__To do__: Format every item below as a two-column CSV with the header columns "text" and "answer", one row per item. Put each value in a single quoted field and replace any line breaks with spaces.

__Supplied entries__:
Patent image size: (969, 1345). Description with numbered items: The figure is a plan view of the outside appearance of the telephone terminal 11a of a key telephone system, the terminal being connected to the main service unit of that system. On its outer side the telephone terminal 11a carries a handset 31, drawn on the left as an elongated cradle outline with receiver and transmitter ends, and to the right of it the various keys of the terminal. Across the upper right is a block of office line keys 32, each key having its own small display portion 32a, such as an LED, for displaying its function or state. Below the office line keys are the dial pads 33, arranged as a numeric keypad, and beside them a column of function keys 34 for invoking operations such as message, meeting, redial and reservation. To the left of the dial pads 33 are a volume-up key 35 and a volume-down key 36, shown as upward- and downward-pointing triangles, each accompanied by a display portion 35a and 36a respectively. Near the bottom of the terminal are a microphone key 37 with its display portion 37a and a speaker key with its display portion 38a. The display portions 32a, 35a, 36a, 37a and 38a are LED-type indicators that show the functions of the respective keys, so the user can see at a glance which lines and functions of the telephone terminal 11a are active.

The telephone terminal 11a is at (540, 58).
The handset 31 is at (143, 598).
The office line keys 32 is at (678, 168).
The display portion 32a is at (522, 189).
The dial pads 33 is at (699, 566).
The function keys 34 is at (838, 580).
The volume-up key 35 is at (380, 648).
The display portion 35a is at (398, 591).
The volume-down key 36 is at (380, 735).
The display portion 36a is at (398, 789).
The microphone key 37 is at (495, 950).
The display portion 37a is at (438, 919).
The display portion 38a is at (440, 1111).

__Output of the exercise__:
text,answer
"Patent image size: (969, 1345). Description with numbered items: The figure is a plan view of the outside appearance of the telephone terminal 11a of a key telephone system, the terminal being connected to the main service unit of that system. On its outer side the telephone terminal 11a carries a handset 31, drawn on the left as an elongated cradle outline with receiver and transmitter ends, and to the right of it the various keys of the terminal. Across the upper right is a block of office line keys 32, each key having its own small display portion 32a, such as an LED, for displaying its function or state. Below the office line keys are the dial pads 33, arranged as a numeric keypad, and beside them a column of function keys 34 for invoking operations such as message, meeting, redial and reservation. To the left of the dial pads 33 are a volume-up key 35 and a volume-down key 36, shown as upward- and downward-pointing triangles, each accompanied by a display portion 35a and 36a respectively. Near the bottom of the terminal are a microphone key 37 with its display portion 37a and a speaker key with its display portion 38a. The display portions 32a, 35a, 36a, 37a and 38a are LED-type indicators that show the functions of the respective keys, so the user can see at a glance which lines and functions of the telephone terminal 11a are active.","The telephone terminal 11a is at (540, 58). The handset 31 is at (143, 598). The office line keys 32 is at (678, 168). The display portion 32a is at (522, 189). The dial pads 33 is at (699, 566). The function keys 34 is at (838, 580). The volume-up key 35 is at (380, 648). The display portion 35a is at (398, 591). The volume-down key 36 is at (380, 735). The display portion 36a is at (398, 789). The microphone key 37 is at (495, 950). The display portion 37a is at (438, 919). The display portion 38a is at (440, 1111)."